Records

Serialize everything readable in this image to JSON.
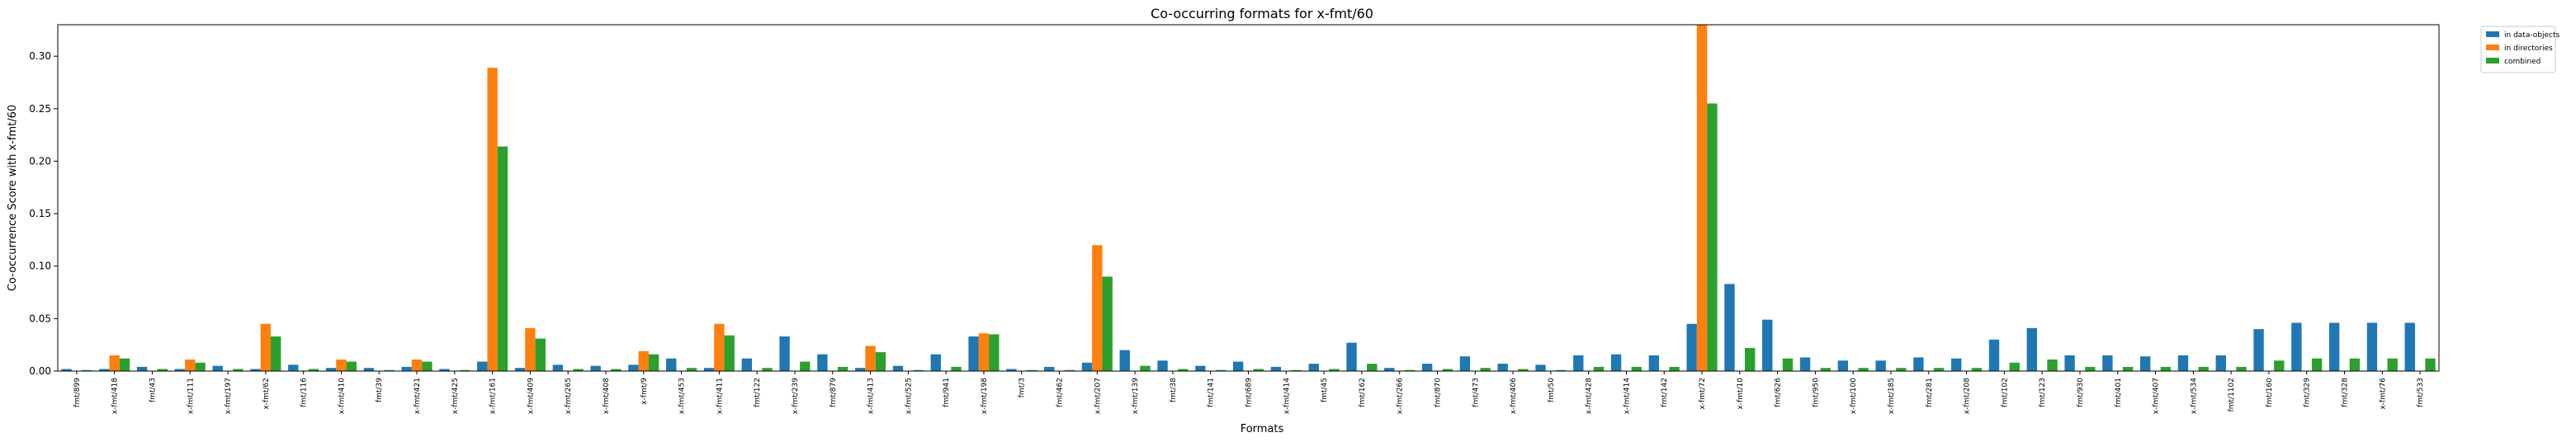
{
  "chart_data": {
    "type": "bar",
    "title": "Co-occurring formats for x-fmt/60",
    "xlabel": "Formats",
    "ylabel": "Co-occurrence Score with x-fmt/60",
    "ylim": [
      0,
      0.33
    ],
    "yticks": [
      "0.00",
      "0.05",
      "0.10",
      "0.15",
      "0.20",
      "0.25",
      "0.30"
    ],
    "legend_position": "upper-right-outside",
    "categories": [
      "fmt/899",
      "x-fmt/418",
      "fmt/43",
      "x-fmt/111",
      "x-fmt/197",
      "x-fmt/62",
      "fmt/116",
      "x-fmt/410",
      "fmt/39",
      "x-fmt/421",
      "x-fmt/425",
      "x-fmt/161",
      "x-fmt/409",
      "x-fmt/265",
      "x-fmt/408",
      "x-fmt/9",
      "x-fmt/453",
      "x-fmt/411",
      "fmt/122",
      "x-fmt/239",
      "fmt/879",
      "x-fmt/413",
      "x-fmt/525",
      "fmt/941",
      "x-fmt/198",
      "fmt/3",
      "fmt/462",
      "x-fmt/207",
      "x-fmt/139",
      "fmt/38",
      "fmt/141",
      "fmt/689",
      "x-fmt/414",
      "fmt/45",
      "fmt/162",
      "x-fmt/266",
      "fmt/870",
      "fmt/473",
      "x-fmt/406",
      "fmt/50",
      "x-fmt/428",
      "x-fmt/414",
      "fmt/142",
      "x-fmt/72",
      "x-fmt/10",
      "fmt/626",
      "fmt/950",
      "x-fmt/100",
      "x-fmt/185",
      "fmt/281",
      "x-fmt/208",
      "fmt/102",
      "fmt/123",
      "fmt/930",
      "fmt/401",
      "x-fmt/407",
      "x-fmt/534",
      "fmt/1102",
      "fmt/160",
      "fmt/329",
      "fmt/328",
      "x-fmt/76",
      "fmt/533"
    ],
    "series": [
      {
        "name": "in data-objects",
        "color": "#1f77b4",
        "values": [
          0.002,
          0.002,
          0.004,
          0.002,
          0.005,
          0.002,
          0.006,
          0.003,
          0.003,
          0.004,
          0.002,
          0.009,
          0.003,
          0.006,
          0.005,
          0.006,
          0.012,
          0.003,
          0.012,
          0.033,
          0.016,
          0.003,
          0.005,
          0.016,
          0.033,
          0.002,
          0.004,
          0.008,
          0.02,
          0.01,
          0.005,
          0.009,
          0.004,
          0.007,
          0.027,
          0.003,
          0.007,
          0.014,
          0.007,
          0.006,
          0.015,
          0.016,
          0.015,
          0.045,
          0.083,
          0.049,
          0.013,
          0.01,
          0.01,
          0.013,
          0.012,
          0.03,
          0.041,
          0.015,
          0.015,
          0.014,
          0.015,
          0.015,
          0.04,
          0.046,
          0.046,
          0.046,
          0.046
        ]
      },
      {
        "name": "in directories",
        "color": "#ff7f0e",
        "values": [
          0.0,
          0.015,
          0.0,
          0.011,
          0.0,
          0.045,
          0.0,
          0.011,
          0.0,
          0.011,
          0.0,
          0.289,
          0.041,
          0.0,
          0.0,
          0.019,
          0.0,
          0.045,
          0.0,
          0.0,
          0.0,
          0.024,
          0.0,
          0.0,
          0.036,
          0.0,
          0.0,
          0.12,
          0.0,
          0.0,
          0.0,
          0.0,
          0.0,
          0.0,
          0.0,
          0.0,
          0.0,
          0.0,
          0.0,
          0.0,
          0.0,
          0.0,
          0.0,
          0.33,
          0.0,
          0.0,
          0.0,
          0.0,
          0.0,
          0.0,
          0.0,
          0.0,
          0.0,
          0.0,
          0.0,
          0.0,
          0.0,
          0.0,
          0.0,
          0.0,
          0.0,
          0.0,
          0.0
        ]
      },
      {
        "name": "combined",
        "color": "#2ca02c",
        "values": [
          0.001,
          0.012,
          0.002,
          0.008,
          0.002,
          0.033,
          0.002,
          0.009,
          0.001,
          0.009,
          0.001,
          0.214,
          0.031,
          0.002,
          0.002,
          0.016,
          0.003,
          0.034,
          0.003,
          0.009,
          0.004,
          0.018,
          0.001,
          0.004,
          0.035,
          0.001,
          0.001,
          0.09,
          0.005,
          0.002,
          0.001,
          0.002,
          0.001,
          0.002,
          0.007,
          0.001,
          0.002,
          0.003,
          0.002,
          0.001,
          0.004,
          0.004,
          0.004,
          0.255,
          0.022,
          0.012,
          0.003,
          0.003,
          0.003,
          0.003,
          0.003,
          0.008,
          0.011,
          0.004,
          0.004,
          0.004,
          0.004,
          0.004,
          0.01,
          0.012,
          0.012,
          0.012,
          0.012
        ]
      }
    ]
  }
}
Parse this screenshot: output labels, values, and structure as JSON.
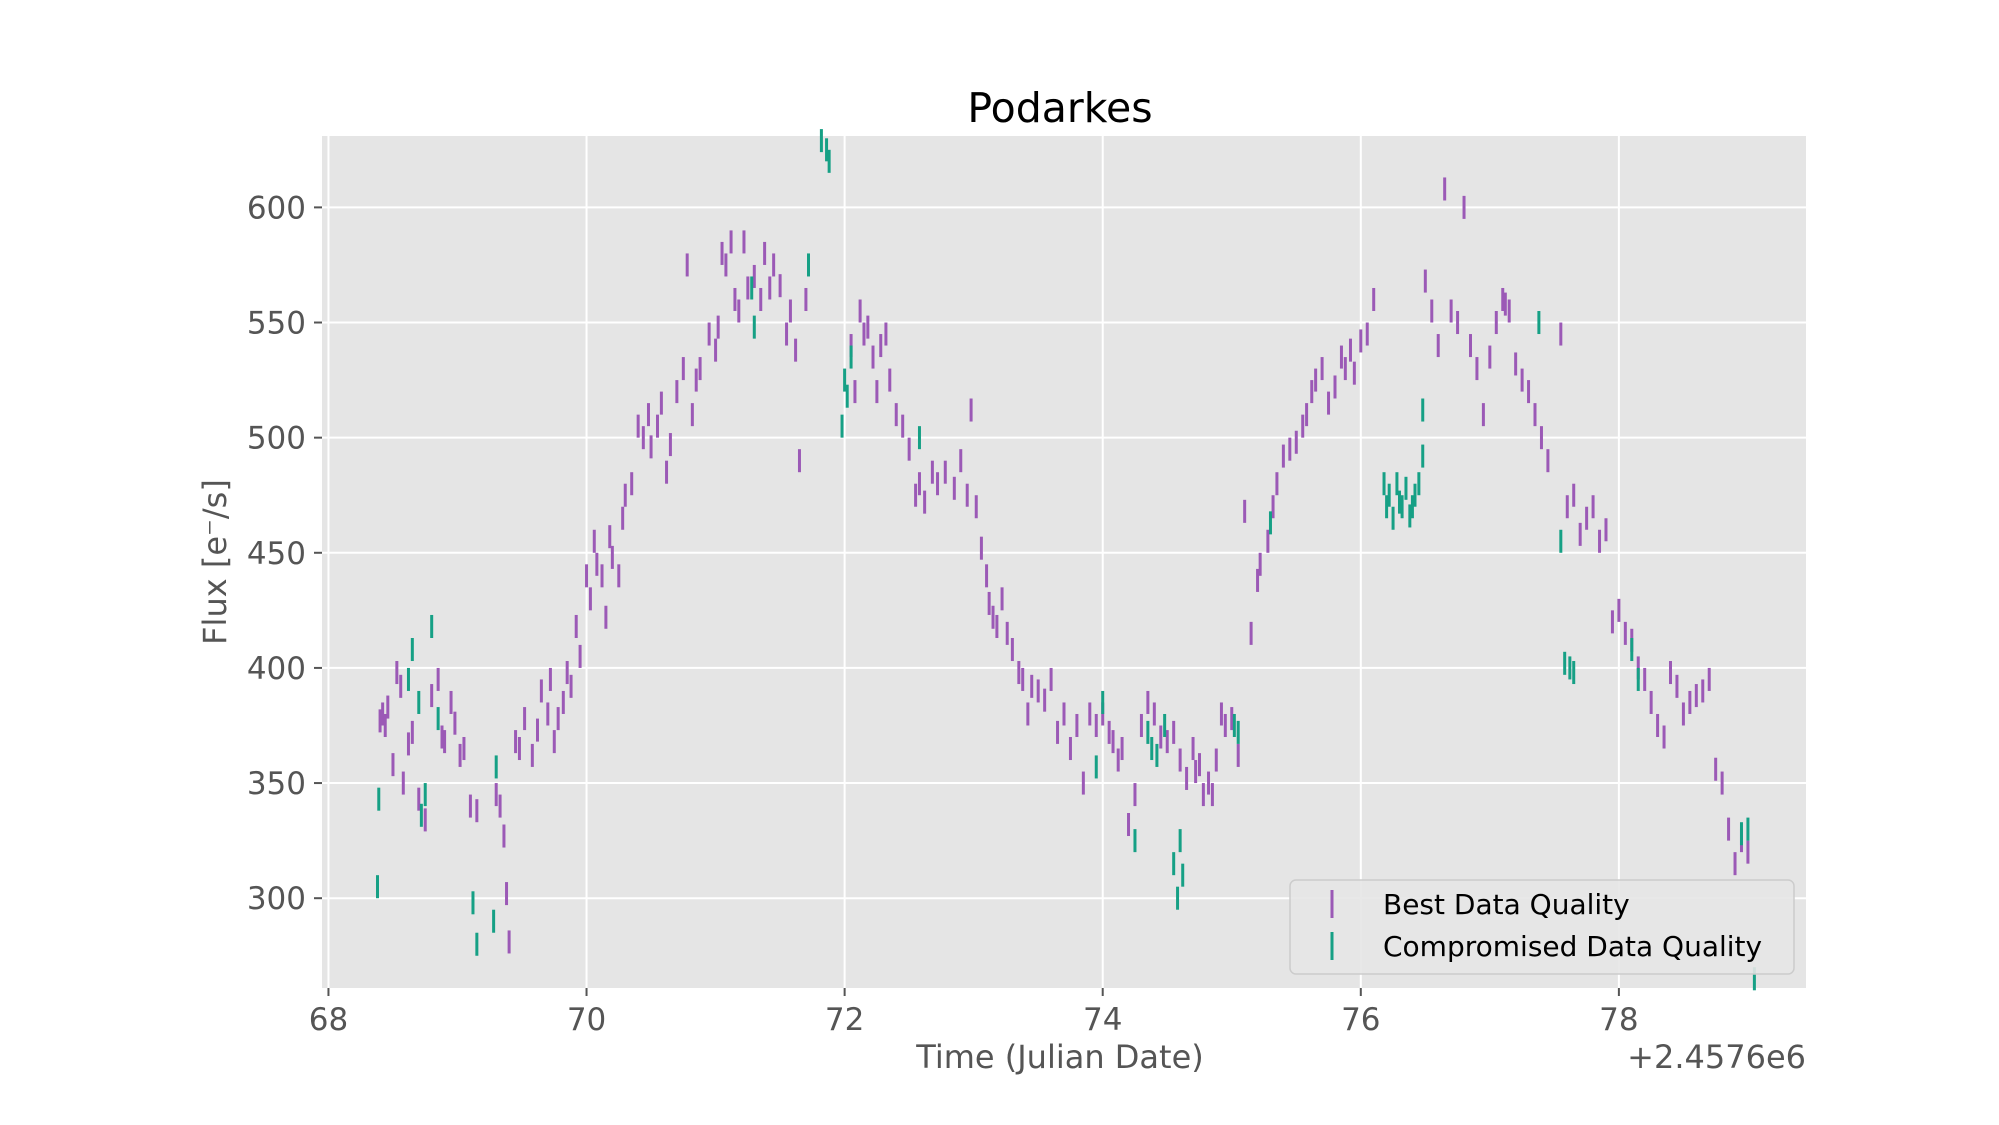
{
  "chart_data": {
    "type": "scatter",
    "title": "Podarkes",
    "xlabel": "Time (Julian Date)",
    "ylabel": "Flux [e$^-$/s]",
    "ylabel_display": "Flux [e⁻/s]",
    "x_offset_label": "+2.4576e6",
    "xlim": [
      67.95,
      79.45
    ],
    "ylim": [
      261,
      631
    ],
    "xticks": [
      68,
      70,
      72,
      74,
      76,
      78
    ],
    "xtick_labels": [
      "68",
      "70",
      "72",
      "74",
      "76",
      "78"
    ],
    "yticks": [
      300,
      350,
      400,
      450,
      500,
      550,
      600
    ],
    "ytick_labels": [
      "300",
      "350",
      "400",
      "450",
      "500",
      "550",
      "600"
    ],
    "grid": true,
    "legend_position": "lower-right",
    "series": [
      {
        "name": "Best Data Quality",
        "color": "#9b59b6",
        "error": 5,
        "points": [
          [
            68.4,
            377
          ],
          [
            68.42,
            380
          ],
          [
            68.44,
            375
          ],
          [
            68.46,
            383
          ],
          [
            68.5,
            358
          ],
          [
            68.53,
            398
          ],
          [
            68.56,
            392
          ],
          [
            68.58,
            350
          ],
          [
            68.62,
            367
          ],
          [
            68.65,
            372
          ],
          [
            68.7,
            343
          ],
          [
            68.75,
            334
          ],
          [
            68.8,
            388
          ],
          [
            68.85,
            395
          ],
          [
            68.88,
            370
          ],
          [
            68.9,
            368
          ],
          [
            68.95,
            385
          ],
          [
            68.98,
            376
          ],
          [
            69.02,
            362
          ],
          [
            69.05,
            365
          ],
          [
            69.1,
            340
          ],
          [
            69.15,
            338
          ],
          [
            69.3,
            345
          ],
          [
            69.33,
            340
          ],
          [
            69.36,
            327
          ],
          [
            69.38,
            302
          ],
          [
            69.4,
            281
          ],
          [
            69.45,
            368
          ],
          [
            69.48,
            365
          ],
          [
            69.52,
            378
          ],
          [
            69.58,
            362
          ],
          [
            69.62,
            373
          ],
          [
            69.65,
            390
          ],
          [
            69.7,
            380
          ],
          [
            69.72,
            395
          ],
          [
            69.75,
            368
          ],
          [
            69.78,
            378
          ],
          [
            69.82,
            385
          ],
          [
            69.85,
            398
          ],
          [
            69.88,
            392
          ],
          [
            69.92,
            418
          ],
          [
            69.95,
            405
          ],
          [
            70.0,
            440
          ],
          [
            70.03,
            430
          ],
          [
            70.06,
            455
          ],
          [
            70.08,
            445
          ],
          [
            70.12,
            440
          ],
          [
            70.15,
            422
          ],
          [
            70.18,
            457
          ],
          [
            70.2,
            448
          ],
          [
            70.25,
            440
          ],
          [
            70.28,
            465
          ],
          [
            70.3,
            475
          ],
          [
            70.35,
            480
          ],
          [
            70.4,
            505
          ],
          [
            70.44,
            500
          ],
          [
            70.48,
            510
          ],
          [
            70.5,
            496
          ],
          [
            70.55,
            505
          ],
          [
            70.58,
            515
          ],
          [
            70.62,
            485
          ],
          [
            70.65,
            497
          ],
          [
            70.7,
            520
          ],
          [
            70.75,
            530
          ],
          [
            70.78,
            575
          ],
          [
            70.82,
            510
          ],
          [
            70.85,
            525
          ],
          [
            70.88,
            530
          ],
          [
            70.95,
            545
          ],
          [
            71.0,
            538
          ],
          [
            71.02,
            548
          ],
          [
            71.05,
            580
          ],
          [
            71.08,
            575
          ],
          [
            71.12,
            585
          ],
          [
            71.15,
            560
          ],
          [
            71.18,
            555
          ],
          [
            71.22,
            585
          ],
          [
            71.25,
            565
          ],
          [
            71.3,
            570
          ],
          [
            71.35,
            560
          ],
          [
            71.38,
            580
          ],
          [
            71.42,
            565
          ],
          [
            71.45,
            575
          ],
          [
            71.5,
            566
          ],
          [
            71.55,
            545
          ],
          [
            71.58,
            555
          ],
          [
            71.62,
            538
          ],
          [
            71.65,
            490
          ],
          [
            71.7,
            560
          ],
          [
            72.05,
            540
          ],
          [
            72.08,
            520
          ],
          [
            72.12,
            555
          ],
          [
            72.15,
            545
          ],
          [
            72.18,
            548
          ],
          [
            72.22,
            535
          ],
          [
            72.25,
            520
          ],
          [
            72.28,
            540
          ],
          [
            72.32,
            545
          ],
          [
            72.35,
            525
          ],
          [
            72.4,
            510
          ],
          [
            72.45,
            505
          ],
          [
            72.5,
            495
          ],
          [
            72.55,
            475
          ],
          [
            72.58,
            480
          ],
          [
            72.62,
            472
          ],
          [
            72.68,
            485
          ],
          [
            72.72,
            480
          ],
          [
            72.78,
            485
          ],
          [
            72.85,
            478
          ],
          [
            72.9,
            490
          ],
          [
            72.95,
            475
          ],
          [
            72.98,
            512
          ],
          [
            73.02,
            470
          ],
          [
            73.06,
            452
          ],
          [
            73.1,
            440
          ],
          [
            73.12,
            428
          ],
          [
            73.15,
            422
          ],
          [
            73.18,
            418
          ],
          [
            73.22,
            430
          ],
          [
            73.26,
            415
          ],
          [
            73.3,
            408
          ],
          [
            73.35,
            398
          ],
          [
            73.38,
            395
          ],
          [
            73.42,
            380
          ],
          [
            73.45,
            392
          ],
          [
            73.5,
            390
          ],
          [
            73.55,
            386
          ],
          [
            73.6,
            395
          ],
          [
            73.65,
            372
          ],
          [
            73.7,
            380
          ],
          [
            73.75,
            365
          ],
          [
            73.8,
            375
          ],
          [
            73.85,
            350
          ],
          [
            73.9,
            380
          ],
          [
            73.95,
            375
          ],
          [
            74.0,
            380
          ],
          [
            74.05,
            372
          ],
          [
            74.08,
            368
          ],
          [
            74.12,
            360
          ],
          [
            74.15,
            365
          ],
          [
            74.2,
            332
          ],
          [
            74.25,
            345
          ],
          [
            74.3,
            375
          ],
          [
            74.35,
            385
          ],
          [
            74.4,
            380
          ],
          [
            74.45,
            370
          ],
          [
            74.5,
            368
          ],
          [
            74.55,
            372
          ],
          [
            74.6,
            360
          ],
          [
            74.65,
            352
          ],
          [
            74.7,
            365
          ],
          [
            74.72,
            355
          ],
          [
            74.75,
            358
          ],
          [
            74.78,
            345
          ],
          [
            74.82,
            350
          ],
          [
            74.85,
            345
          ],
          [
            74.88,
            360
          ],
          [
            74.92,
            380
          ],
          [
            74.95,
            375
          ],
          [
            75.0,
            378
          ],
          [
            75.05,
            362
          ],
          [
            75.1,
            468
          ],
          [
            75.15,
            415
          ],
          [
            75.2,
            438
          ],
          [
            75.22,
            445
          ],
          [
            75.28,
            455
          ],
          [
            75.32,
            470
          ],
          [
            75.35,
            480
          ],
          [
            75.4,
            492
          ],
          [
            75.45,
            495
          ],
          [
            75.5,
            498
          ],
          [
            75.55,
            505
          ],
          [
            75.58,
            510
          ],
          [
            75.62,
            520
          ],
          [
            75.65,
            525
          ],
          [
            75.7,
            530
          ],
          [
            75.75,
            515
          ],
          [
            75.8,
            522
          ],
          [
            75.85,
            535
          ],
          [
            75.88,
            530
          ],
          [
            75.92,
            538
          ],
          [
            75.95,
            528
          ],
          [
            76.0,
            542
          ],
          [
            76.05,
            545
          ],
          [
            76.1,
            560
          ],
          [
            76.5,
            568
          ],
          [
            76.55,
            555
          ],
          [
            76.6,
            540
          ],
          [
            76.65,
            608
          ],
          [
            76.7,
            555
          ],
          [
            76.75,
            550
          ],
          [
            76.8,
            600
          ],
          [
            76.85,
            540
          ],
          [
            76.9,
            530
          ],
          [
            76.95,
            510
          ],
          [
            77.0,
            535
          ],
          [
            77.05,
            550
          ],
          [
            77.1,
            560
          ],
          [
            77.12,
            558
          ],
          [
            77.15,
            555
          ],
          [
            77.2,
            532
          ],
          [
            77.25,
            525
          ],
          [
            77.3,
            520
          ],
          [
            77.35,
            510
          ],
          [
            77.4,
            500
          ],
          [
            77.45,
            490
          ],
          [
            77.55,
            545
          ],
          [
            77.6,
            470
          ],
          [
            77.65,
            475
          ],
          [
            77.7,
            458
          ],
          [
            77.75,
            465
          ],
          [
            77.8,
            470
          ],
          [
            77.85,
            455
          ],
          [
            77.9,
            460
          ],
          [
            77.95,
            420
          ],
          [
            78.0,
            425
          ],
          [
            78.05,
            415
          ],
          [
            78.1,
            412
          ],
          [
            78.15,
            400
          ],
          [
            78.2,
            395
          ],
          [
            78.25,
            385
          ],
          [
            78.3,
            375
          ],
          [
            78.35,
            370
          ],
          [
            78.4,
            398
          ],
          [
            78.45,
            392
          ],
          [
            78.5,
            380
          ],
          [
            78.55,
            385
          ],
          [
            78.6,
            388
          ],
          [
            78.65,
            390
          ],
          [
            78.7,
            395
          ],
          [
            78.75,
            356
          ],
          [
            78.8,
            350
          ],
          [
            78.85,
            330
          ],
          [
            78.9,
            315
          ],
          [
            78.95,
            325
          ],
          [
            79.0,
            320
          ]
        ]
      },
      {
        "name": "Compromised Data Quality",
        "color": "#16a085",
        "error": 5,
        "points": [
          [
            68.38,
            305
          ],
          [
            68.39,
            343
          ],
          [
            68.62,
            395
          ],
          [
            68.65,
            408
          ],
          [
            68.7,
            385
          ],
          [
            68.72,
            336
          ],
          [
            68.75,
            345
          ],
          [
            68.8,
            418
          ],
          [
            68.85,
            378
          ],
          [
            69.12,
            298
          ],
          [
            69.15,
            280
          ],
          [
            69.28,
            290
          ],
          [
            69.3,
            357
          ],
          [
            71.28,
            565
          ],
          [
            71.3,
            548
          ],
          [
            71.72,
            575
          ],
          [
            71.82,
            629
          ],
          [
            71.86,
            625
          ],
          [
            71.88,
            620
          ],
          [
            71.98,
            505
          ],
          [
            72.0,
            525
          ],
          [
            72.02,
            518
          ],
          [
            72.05,
            535
          ],
          [
            72.58,
            500
          ],
          [
            73.95,
            357
          ],
          [
            74.0,
            385
          ],
          [
            74.25,
            325
          ],
          [
            74.35,
            372
          ],
          [
            74.38,
            365
          ],
          [
            74.42,
            362
          ],
          [
            74.48,
            375
          ],
          [
            74.55,
            315
          ],
          [
            74.58,
            300
          ],
          [
            74.6,
            325
          ],
          [
            74.62,
            310
          ],
          [
            75.02,
            375
          ],
          [
            75.05,
            372
          ],
          [
            75.3,
            463
          ],
          [
            76.18,
            480
          ],
          [
            76.2,
            470
          ],
          [
            76.22,
            475
          ],
          [
            76.25,
            465
          ],
          [
            76.28,
            480
          ],
          [
            76.3,
            472
          ],
          [
            76.32,
            470
          ],
          [
            76.35,
            478
          ],
          [
            76.38,
            466
          ],
          [
            76.4,
            470
          ],
          [
            76.42,
            475
          ],
          [
            76.45,
            480
          ],
          [
            76.48,
            512
          ],
          [
            76.48,
            492
          ],
          [
            77.38,
            550
          ],
          [
            77.55,
            455
          ],
          [
            77.58,
            402
          ],
          [
            77.62,
            400
          ],
          [
            77.65,
            398
          ],
          [
            78.1,
            408
          ],
          [
            78.15,
            395
          ],
          [
            78.95,
            328
          ],
          [
            79.0,
            330
          ],
          [
            79.05,
            265
          ]
        ]
      }
    ]
  }
}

▸ **TASK STATEMENT**:
Copy each line of the listing that includes "right".

▸ **IN RESPONSE**:
    "legend_position": "upper-right-outside",
    "legend_position": "lower-right",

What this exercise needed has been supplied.